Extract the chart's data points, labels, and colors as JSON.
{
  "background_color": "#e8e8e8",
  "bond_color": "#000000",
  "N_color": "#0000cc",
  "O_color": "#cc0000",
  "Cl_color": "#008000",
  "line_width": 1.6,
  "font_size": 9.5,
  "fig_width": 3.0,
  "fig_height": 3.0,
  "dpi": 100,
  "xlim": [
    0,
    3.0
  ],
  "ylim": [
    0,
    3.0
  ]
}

● ● ●

GIVEN REQUEST
Produce an exact copy of the whole listing.

WORKED ANSWER
Extract the chart's data points, labels, and colors as JSON.
{
  "background_color": "#e8e8e8",
  "bond_color": "#000000",
  "N_color": "#0000cc",
  "O_color": "#cc0000",
  "Cl_color": "#008000",
  "line_width": 1.6,
  "font_size": 9.5,
  "fig_width": 3.0,
  "fig_height": 3.0,
  "dpi": 100,
  "xlim": [
    0,
    3.0
  ],
  "ylim": [
    0,
    3.0
  ]
}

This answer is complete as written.